• Description of the task: Copy out, without any change, the lines from the one containing "img-badge: 京喜自营 包邮 xyxy=(36,1128,132,1186)" through the one containing "watermark: zhizhizhi.com xyxy=(924,2350,1060,2374)", both included.

• Data:

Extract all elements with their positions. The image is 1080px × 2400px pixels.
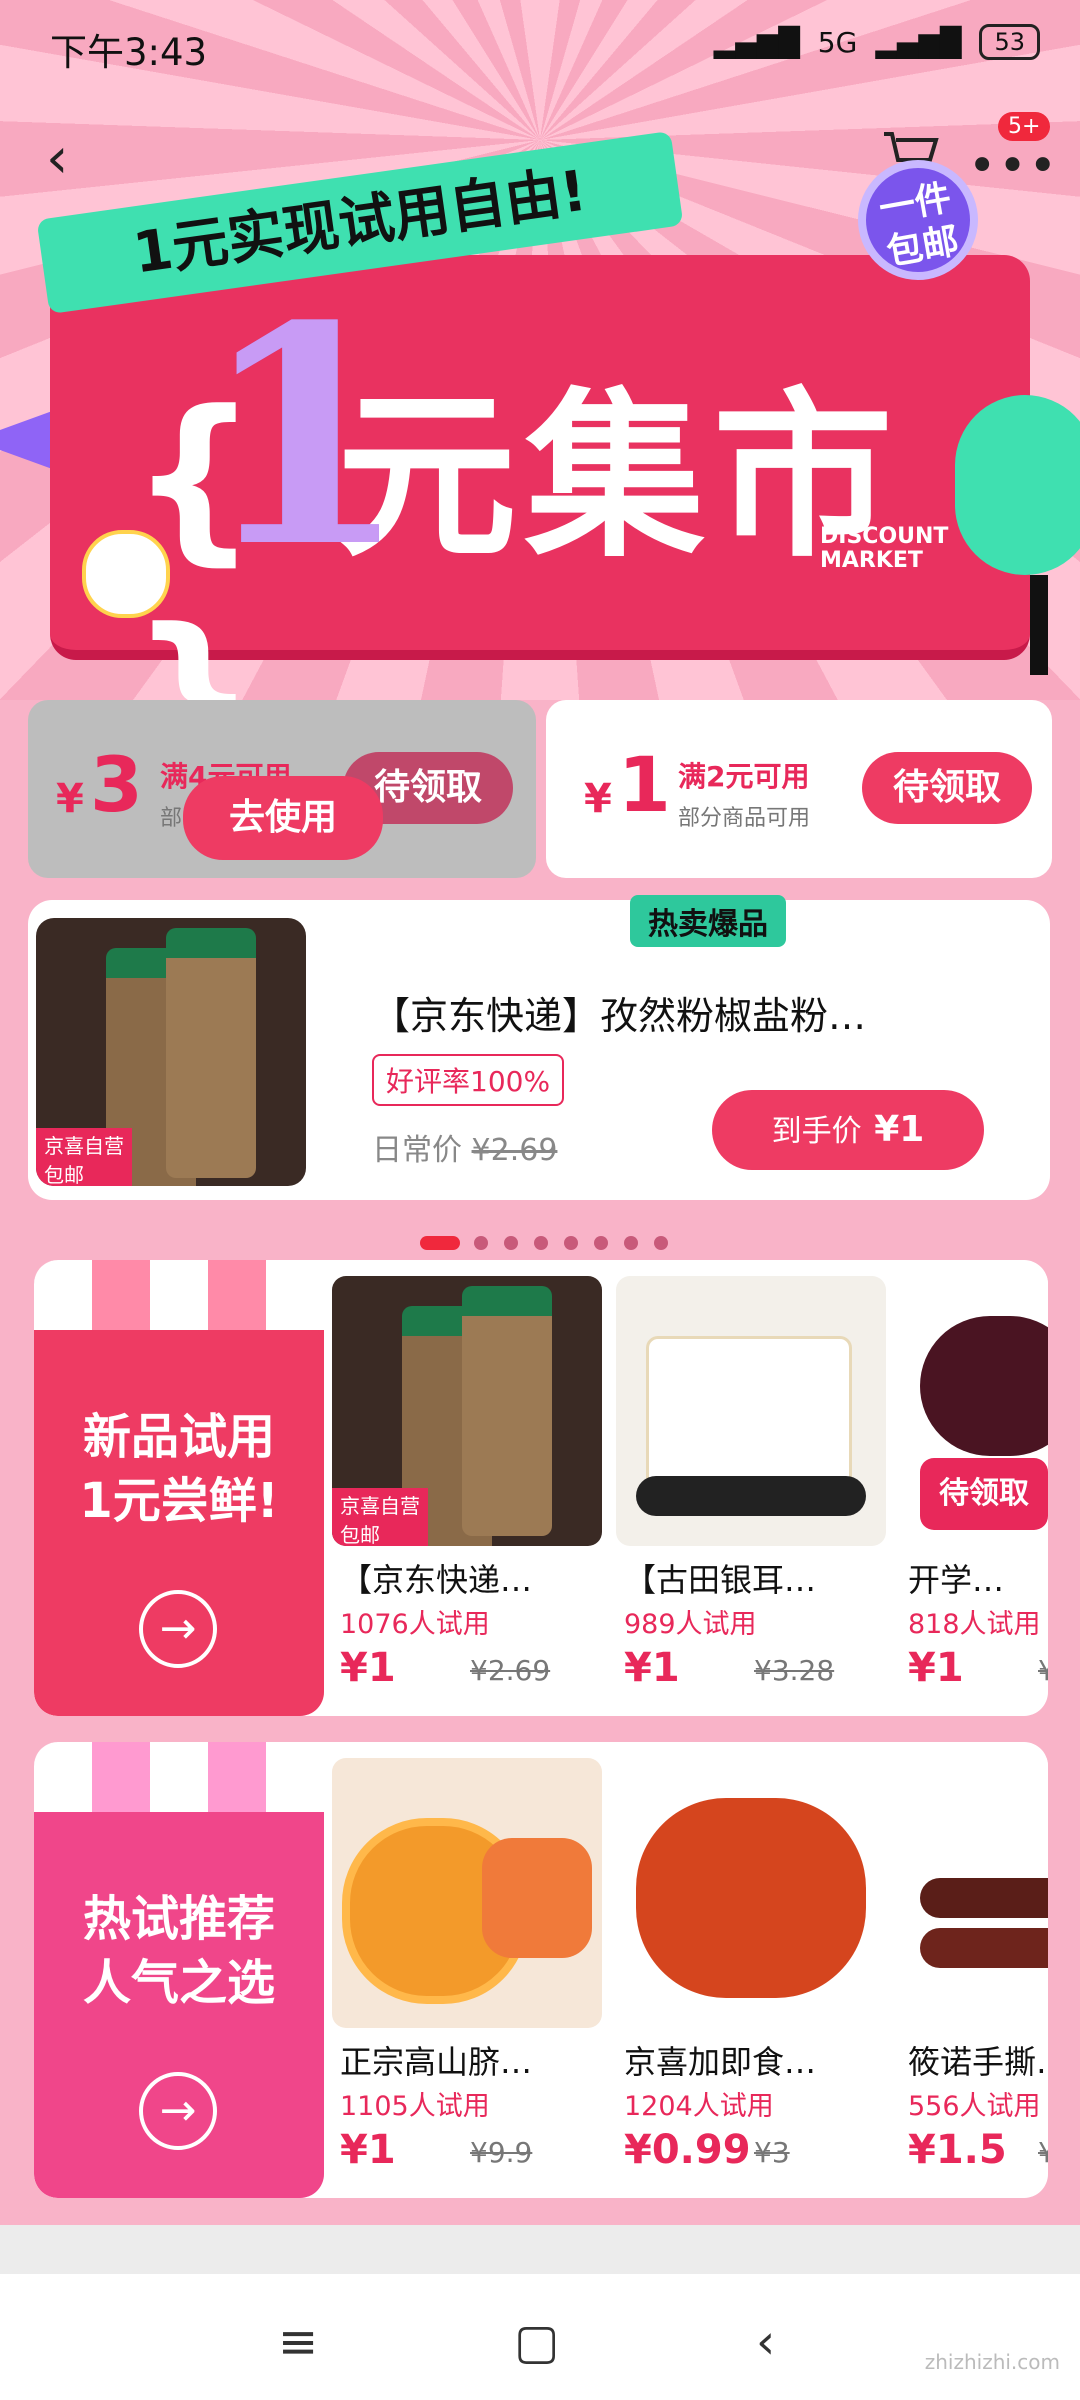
img-badge: 京喜自营 包邮 xyxy=(36,1128,132,1186)
pager-dot-active xyxy=(420,1236,460,1250)
original-price: ¥3.28 xyxy=(754,1654,835,1687)
product-title: 开学… xyxy=(908,1561,1005,1599)
notification-badge: 5+ xyxy=(998,112,1051,141)
section-side-panel[interactable]: 新品试用 1元尝鲜! → xyxy=(34,1260,324,1716)
price: ¥1 xyxy=(340,1645,396,1691)
network-label: 5G xyxy=(817,25,858,59)
original-price: ¥2.69 xyxy=(470,1654,551,1687)
coupon-condition: 满2元可用 xyxy=(678,760,810,793)
scroll-marker xyxy=(1030,575,1048,675)
product-image xyxy=(616,1758,886,2028)
watermark: zhizhizhi.com xyxy=(924,2350,1060,2374)
pager-dot xyxy=(594,1236,608,1250)
signal-icon: ▂▄▆█ xyxy=(713,25,800,59)
floating-claim-badge[interactable]: 待领取 xyxy=(920,1458,1048,1530)
pager-dot xyxy=(624,1236,638,1250)
product-image: 京喜自营 包邮 xyxy=(332,1276,602,1546)
product-item[interactable]: 筱诺手撕… 556人试用 ¥1.5 ¥ xyxy=(900,1742,1048,2198)
status-time: 下午3:43 xyxy=(50,31,208,74)
price: ¥0.99 xyxy=(624,2127,751,2173)
original-price: ¥3 xyxy=(754,2136,790,2169)
product-image-cumin[interactable]: 京喜自营 包邮 xyxy=(36,918,306,1186)
awning-decoration xyxy=(34,1742,324,1812)
awning-decoration xyxy=(34,1260,324,1330)
pager-dot xyxy=(504,1236,518,1250)
coupon-card-1[interactable]: ¥ 1 满2元可用 部分商品可用 待领取 xyxy=(546,700,1052,878)
arrow-right-icon[interactable]: → xyxy=(139,2072,217,2150)
page-footer-strip xyxy=(0,2225,1080,2275)
arrow-right-icon[interactable]: → xyxy=(139,1590,217,1668)
pager-dot xyxy=(474,1236,488,1250)
tree-decoration xyxy=(955,395,1080,575)
original-price: ¥ xyxy=(1038,1654,1048,1687)
product-image xyxy=(900,1758,1048,2028)
status-bar: 下午3:43 ▂▄▆█ 5G ▂▄▆█ 53 xyxy=(0,0,1080,90)
status-icons: ▂▄▆█ 5G ▂▄▆█ 53 xyxy=(714,24,1040,60)
product-title[interactable]: 【京东快递】孜然粉椒盐粉… xyxy=(372,985,866,1040)
product-item[interactable]: 正宗高山脐… 1105人试用 ¥1 ¥9.9 xyxy=(332,1742,612,2198)
product-item[interactable]: 【古田银耳… 989人试用 ¥1 ¥3.28 xyxy=(616,1260,896,1716)
original-price: ¥ xyxy=(1038,2136,1048,2169)
hot-tag: 热卖爆品 xyxy=(630,895,786,947)
product-title: 【古田银耳… xyxy=(624,1561,817,1599)
img-badge: 京喜自营 包邮 xyxy=(332,1488,428,1546)
product-image xyxy=(616,1276,886,1546)
claim-button[interactable]: 待领取 xyxy=(862,752,1032,824)
rating-badge: 好评率100% xyxy=(372,1054,565,1106)
more-icon[interactable]: ••• xyxy=(968,138,1059,194)
coupon-card-3[interactable]: ¥ 3 满4元可用 部分商品可用 待领取 去使用 xyxy=(28,700,536,878)
trial-count: 556人试用 xyxy=(908,2091,1041,2122)
product-title: 正宗高山脐… xyxy=(340,2043,533,2081)
original-price: 日常价 ¥2.69 xyxy=(372,1133,558,1168)
battery-icon: 53 xyxy=(979,24,1040,60)
banner-big-number: 1 xyxy=(200,260,409,613)
product-title: 京喜加即食… xyxy=(624,2043,817,2081)
coupon-amount: 1 xyxy=(618,740,671,829)
buy-price-button[interactable]: 到手价 ¥1 xyxy=(712,1090,984,1170)
banner-subtitle-en: DISCOUNT MARKET xyxy=(820,524,949,573)
coupon-scope: 部分商品可用 xyxy=(678,806,811,831)
pager-dot xyxy=(654,1236,668,1250)
trial-count: 989人试用 xyxy=(624,1609,757,1640)
trial-count: 1076人试用 xyxy=(340,1609,490,1640)
use-coupon-button[interactable]: 去使用 xyxy=(183,776,383,860)
section-hot-recommend: 热试推荐 人气之选 → 正宗高山脐… 1105人试用 ¥1 ¥9.9 京喜加即食… xyxy=(34,1742,1048,2198)
price: ¥1 xyxy=(908,1645,964,1691)
price: ¥1.5 xyxy=(908,2127,1007,2173)
menu-icon[interactable]: ≡ xyxy=(278,2314,318,2370)
price: ¥1 xyxy=(340,2127,396,2173)
product-item[interactable]: 京喜自营 包邮 【京东快递… 1076人试用 ¥1 ¥2.69 xyxy=(332,1260,612,1716)
trial-count: 1204人试用 xyxy=(624,2091,774,2122)
pager-dot xyxy=(534,1236,548,1250)
section-new-trial: 新品试用 1元尝鲜! → 京喜自营 包邮 【京东快递… 1076人试用 ¥1 ¥2… xyxy=(34,1260,1048,1716)
section-title: 新品试用 1元尝鲜! xyxy=(79,1409,279,1529)
product-image xyxy=(332,1758,602,2028)
pager-dot xyxy=(564,1236,578,1250)
trial-count: 818人试用 xyxy=(908,1609,1041,1640)
coupon-amount: 3 xyxy=(90,740,143,829)
product-title: 筱诺手撕… xyxy=(908,2043,1048,2081)
flower-decoration xyxy=(82,530,170,618)
product-title: 【京东快递… xyxy=(340,1561,533,1599)
home-icon[interactable]: ▢ xyxy=(514,2314,559,2370)
section-side-panel[interactable]: 热试推荐 人气之选 → xyxy=(34,1742,324,2198)
trial-count: 1105人试用 xyxy=(340,2091,490,2122)
system-nav-bar: ≡ ▢ ‹ xyxy=(0,2274,1080,2400)
back-icon[interactable]: ‹ xyxy=(46,126,96,191)
price: ¥1 xyxy=(624,1645,680,1691)
signal-icon-2: ▂▄▆█ xyxy=(875,25,962,59)
section-title: 热试推荐 人气之选 xyxy=(82,1891,275,2011)
product-item[interactable]: 京喜加即食… 1204人试用 ¥0.99 ¥3 xyxy=(616,1742,896,2198)
original-price: ¥9.9 xyxy=(470,2136,533,2169)
back-nav-icon[interactable]: ‹ xyxy=(756,2314,775,2370)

• Exercise output:
img-badge: 京喜自营 包邮 xyxy=(36,1128,132,1186)
pager-dot-active xyxy=(420,1236,460,1250)
original-price: ¥3.28 xyxy=(754,1654,835,1687)
product-title: 开学… xyxy=(908,1561,1005,1599)
notification-badge: 5+ xyxy=(998,112,1051,141)
section-side-panel[interactable]: 新品试用 1元尝鲜! → xyxy=(34,1260,324,1716)
price: ¥1 xyxy=(340,1645,396,1691)
network-label: 5G xyxy=(817,25,858,59)
original-price: ¥2.69 xyxy=(470,1654,551,1687)
coupon-condition: 满2元可用 xyxy=(678,760,810,793)
scroll-marker xyxy=(1030,575,1048,675)
product-image xyxy=(616,1758,886,2028)
watermark: zhizhizhi.com xyxy=(924,2350,1060,2374)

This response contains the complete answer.